### Written task:
Pictures stay out of your copy, but everything else in the records below must be repeated exactly.

### Task input:
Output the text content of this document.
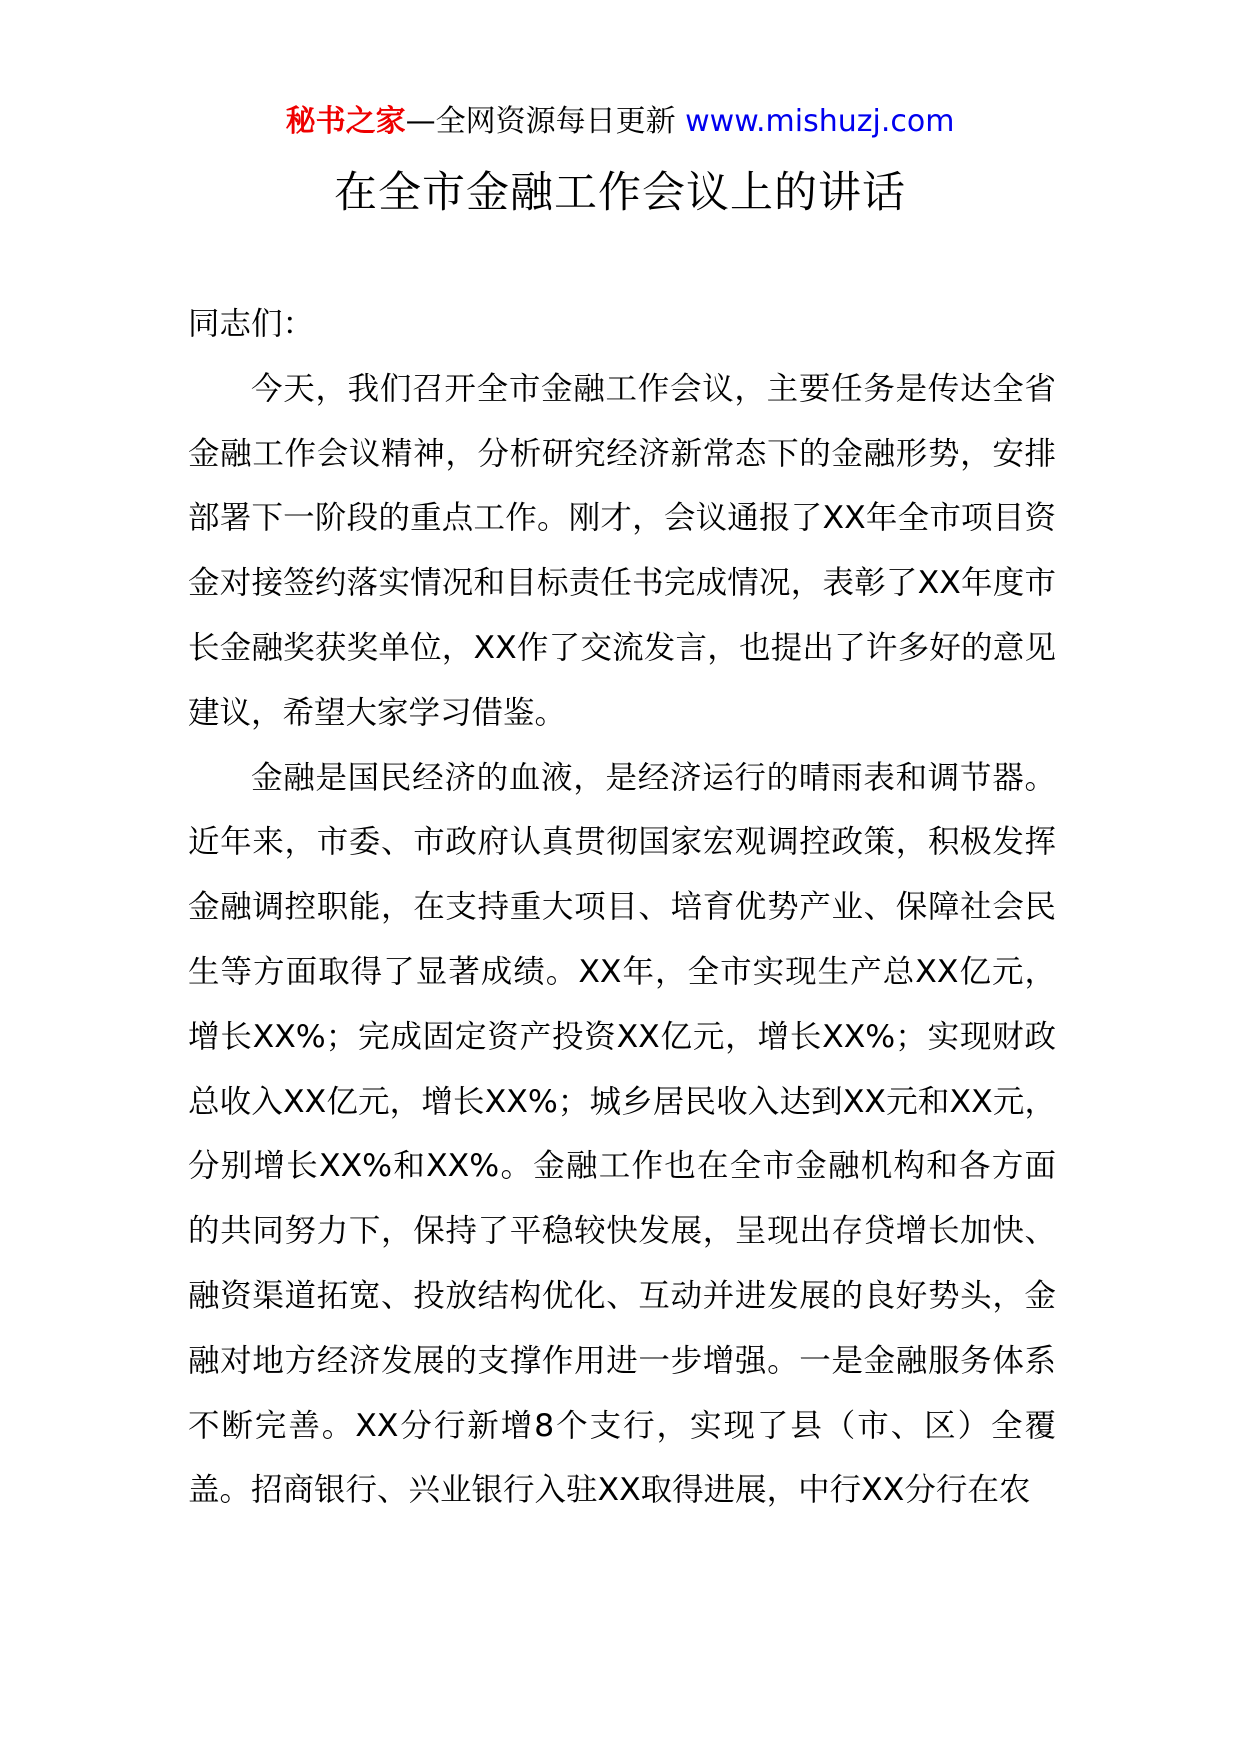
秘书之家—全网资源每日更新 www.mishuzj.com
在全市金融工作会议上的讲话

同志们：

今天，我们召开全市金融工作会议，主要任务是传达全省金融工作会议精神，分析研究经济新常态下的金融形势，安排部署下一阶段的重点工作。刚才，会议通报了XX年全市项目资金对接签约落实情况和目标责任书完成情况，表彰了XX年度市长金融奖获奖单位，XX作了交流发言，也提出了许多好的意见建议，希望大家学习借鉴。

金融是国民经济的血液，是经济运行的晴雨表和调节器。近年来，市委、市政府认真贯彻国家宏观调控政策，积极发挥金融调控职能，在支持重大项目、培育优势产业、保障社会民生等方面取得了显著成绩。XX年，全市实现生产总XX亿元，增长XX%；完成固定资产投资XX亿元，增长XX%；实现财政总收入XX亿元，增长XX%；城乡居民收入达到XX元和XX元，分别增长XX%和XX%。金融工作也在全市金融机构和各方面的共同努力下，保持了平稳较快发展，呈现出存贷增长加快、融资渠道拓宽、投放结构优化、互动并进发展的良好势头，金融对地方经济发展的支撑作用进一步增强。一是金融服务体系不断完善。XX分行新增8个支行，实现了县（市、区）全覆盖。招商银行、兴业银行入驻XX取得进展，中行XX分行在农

### Answer for this exercise:
Output the text content of this document.
秘书之家—全网资源每日更新 www.mishuzj.com
在全市金融工作会议上的讲话

同志们：

今天，我们召开全市金融工作会议，主要任务是传达全省金融工作会议精神，分析研究经济新常态下的金融形势，安排部署下一阶段的重点工作。刚才，会议通报了XX年全市项目资金对接签约落实情况和目标责任书完成情况，表彰了XX年度市长金融奖获奖单位，XX作了交流发言，也提出了许多好的意见建议，希望大家学习借鉴。

金融是国民经济的血液，是经济运行的晴雨表和调节器。近年来，市委、市政府认真贯彻国家宏观调控政策，积极发挥金融调控职能，在支持重大项目、培育优势产业、保障社会民生等方面取得了显著成绩。XX年，全市实现生产总XX亿元，增长XX%；完成固定资产投资XX亿元，增长XX%；实现财政总收入XX亿元，增长XX%；城乡居民收入达到XX元和XX元，分别增长XX%和XX%。金融工作也在全市金融机构和各方面的共同努力下，保持了平稳较快发展，呈现出存贷增长加快、融资渠道拓宽、投放结构优化、互动并进发展的良好势头，金融对地方经济发展的支撑作用进一步增强。一是金融服务体系不断完善。XX分行新增8个支行，实现了县（市、区）全覆盖。招商银行、兴业银行入驻XX取得进展，中行XX分行在农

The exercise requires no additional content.